> _The request_: Pictures in the data below are not part of the copy; transcribe everything else exactly.
......
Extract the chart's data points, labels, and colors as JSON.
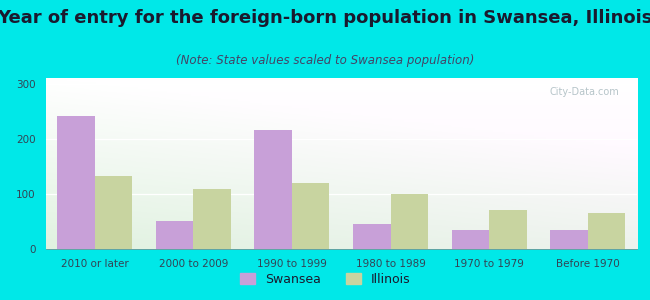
{
  "title": "Year of entry for the foreign-born population in Swansea, Illinois",
  "subtitle": "(Note: State values scaled to Swansea population)",
  "categories": [
    "2010 or later",
    "2000 to 2009",
    "1990 to 1999",
    "1980 to 1989",
    "1970 to 1979",
    "Before 1970"
  ],
  "swansea_values": [
    242,
    50,
    215,
    46,
    35,
    35
  ],
  "illinois_values": [
    133,
    108,
    120,
    100,
    70,
    65
  ],
  "swansea_color": "#c8a0d8",
  "illinois_color": "#c8d4a0",
  "background_outer": "#00e8e8",
  "ylim": [
    0,
    310
  ],
  "yticks": [
    0,
    100,
    200,
    300
  ],
  "bar_width": 0.38,
  "legend_swansea": "Swansea",
  "legend_illinois": "Illinois",
  "title_fontsize": 13,
  "subtitle_fontsize": 8.5,
  "tick_fontsize": 7.5,
  "legend_fontsize": 9,
  "title_color": "#1a1a2e",
  "subtitle_color": "#444466",
  "tick_color": "#334455"
}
......
> _Task output_:
Extract the chart's data points, labels, and colors as JSON.
{
  "title": "Year of entry for the foreign-born population in Swansea, Illinois",
  "subtitle": "(Note: State values scaled to Swansea population)",
  "categories": [
    "2010 or later",
    "2000 to 2009",
    "1990 to 1999",
    "1980 to 1989",
    "1970 to 1979",
    "Before 1970"
  ],
  "swansea_values": [
    242,
    50,
    215,
    46,
    35,
    35
  ],
  "illinois_values": [
    133,
    108,
    120,
    100,
    70,
    65
  ],
  "swansea_color": "#c8a0d8",
  "illinois_color": "#c8d4a0",
  "background_outer": "#00e8e8",
  "ylim": [
    0,
    310
  ],
  "yticks": [
    0,
    100,
    200,
    300
  ],
  "bar_width": 0.38,
  "legend_swansea": "Swansea",
  "legend_illinois": "Illinois",
  "title_fontsize": 13,
  "subtitle_fontsize": 8.5,
  "tick_fontsize": 7.5,
  "legend_fontsize": 9,
  "title_color": "#1a1a2e",
  "subtitle_color": "#444466",
  "tick_color": "#334455"
}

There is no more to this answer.